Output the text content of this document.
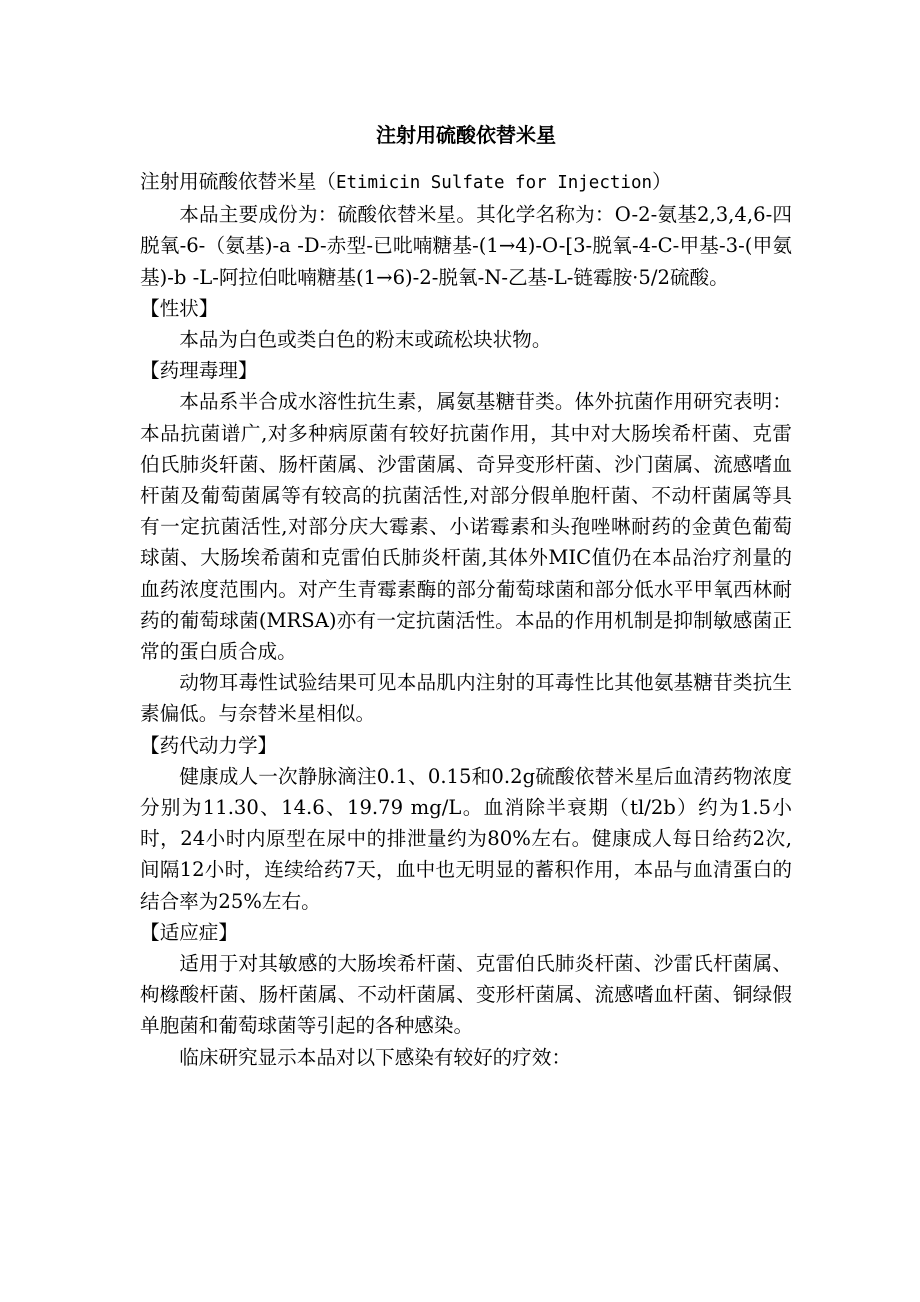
注射用硫酸依替米星

注射用硫酸依替米星（Etimicin Sulfate for Injection）

本品主要成份为：硫酸依替米星。其化学名称为：O-2-氨基2,3,4,6-四脱氧-6-（氨基)-a -D-赤型-已吡喃糖基-(1→4)-O-[3-脱氧-4-C-甲基-3-(甲氨基)-b -L-阿拉伯吡喃糖基(1→6)-2-脱氧-N-乙基-L-链霉胺·5/2硫酸。

【性状】

本品为白色或类白色的粉末或疏松块状物。

【药理毒理】

本品系半合成水溶性抗生素，属氨基糖苷类。体外抗菌作用研究表明：本品抗菌谱广,对多种病原菌有较好抗菌作用，其中对大肠埃希杆菌、克雷伯氏肺炎轩菌、肠杆菌属、沙雷菌属、奇异变形杆菌、沙门菌属、流感嗜血杆菌及葡萄菌属等有较高的抗菌活性,对部分假单胞杆菌、不动杆菌属等具有一定抗菌活性,对部分庆大霉素、小诺霉素和头孢唑啉耐药的金黄色葡萄球菌、大肠埃希菌和克雷伯氏肺炎杆菌,其体外MIC值仍在本品治疗剂量的血药浓度范围内。对产生青霉素酶的部分葡萄球菌和部分低水平甲氧西林耐药的葡萄球菌(MRSA)亦有一定抗菌活性。本品的作用机制是抑制敏感菌正常的蛋白质合成。

动物耳毒性试验结果可见本品肌内注射的耳毒性比其他氨基糖苷类抗生素偏低。与奈替米星相似。

【药代动力学】

健康成人一次静脉滴注0.1、0.15和0.2g硫酸依替米星后血清药物浓度分别为11.30、14.6、19.79 mg/L。血消除半衰期（tl/2b）约为1.5小时，24小时内原型在尿中的排泄量约为80%左右。健康成人每日给药2次,间隔12小时，连续给药7天，血中也无明显的蓄积作用，本品与血清蛋白的结合率为25%左右。

【适应症】

适用于对其敏感的大肠埃希杆菌、克雷伯氏肺炎杆菌、沙雷氏杆菌属、枸橼酸杆菌、肠杆菌属、不动杆菌属、变形杆菌属、流感嗜血杆菌、铜绿假单胞菌和葡萄球菌等引起的各种感染。

临床研究显示本品对以下感染有较好的疗效：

* To be done *
Reproduce every record above exactly, but leave out the pictures.

* Result *
Output the text content of this document.
注射用硫酸依替米星

注射用硫酸依替米星（Etimicin Sulfate for Injection）

本品主要成份为：硫酸依替米星。其化学名称为：O-2-氨基2,3,4,6-四脱氧-6-（氨基)-a -D-赤型-已吡喃糖基-(1→4)-O-[3-脱氧-4-C-甲基-3-(甲氨基)-b -L-阿拉伯吡喃糖基(1→6)-2-脱氧-N-乙基-L-链霉胺·5/2硫酸。

【性状】

本品为白色或类白色的粉末或疏松块状物。

【药理毒理】

本品系半合成水溶性抗生素，属氨基糖苷类。体外抗菌作用研究表明：本品抗菌谱广,对多种病原菌有较好抗菌作用，其中对大肠埃希杆菌、克雷伯氏肺炎轩菌、肠杆菌属、沙雷菌属、奇异变形杆菌、沙门菌属、流感嗜血杆菌及葡萄菌属等有较高的抗菌活性,对部分假单胞杆菌、不动杆菌属等具有一定抗菌活性,对部分庆大霉素、小诺霉素和头孢唑啉耐药的金黄色葡萄球菌、大肠埃希菌和克雷伯氏肺炎杆菌,其体外MIC值仍在本品治疗剂量的血药浓度范围内。对产生青霉素酶的部分葡萄球菌和部分低水平甲氧西林耐药的葡萄球菌(MRSA)亦有一定抗菌活性。本品的作用机制是抑制敏感菌正常的蛋白质合成。

动物耳毒性试验结果可见本品肌内注射的耳毒性比其他氨基糖苷类抗生素偏低。与奈替米星相似。

【药代动力学】

健康成人一次静脉滴注0.1、0.15和0.2g硫酸依替米星后血清药物浓度分别为11.30、14.6、19.79 mg/L。血消除半衰期（tl/2b）约为1.5小时，24小时内原型在尿中的排泄量约为80%左右。健康成人每日给药2次,间隔12小时，连续给药7天，血中也无明显的蓄积作用，本品与血清蛋白的结合率为25%左右。

【适应症】

适用于对其敏感的大肠埃希杆菌、克雷伯氏肺炎杆菌、沙雷氏杆菌属、枸橼酸杆菌、肠杆菌属、不动杆菌属、变形杆菌属、流感嗜血杆菌、铜绿假单胞菌和葡萄球菌等引起的各种感染。

临床研究显示本品对以下感染有较好的疗效：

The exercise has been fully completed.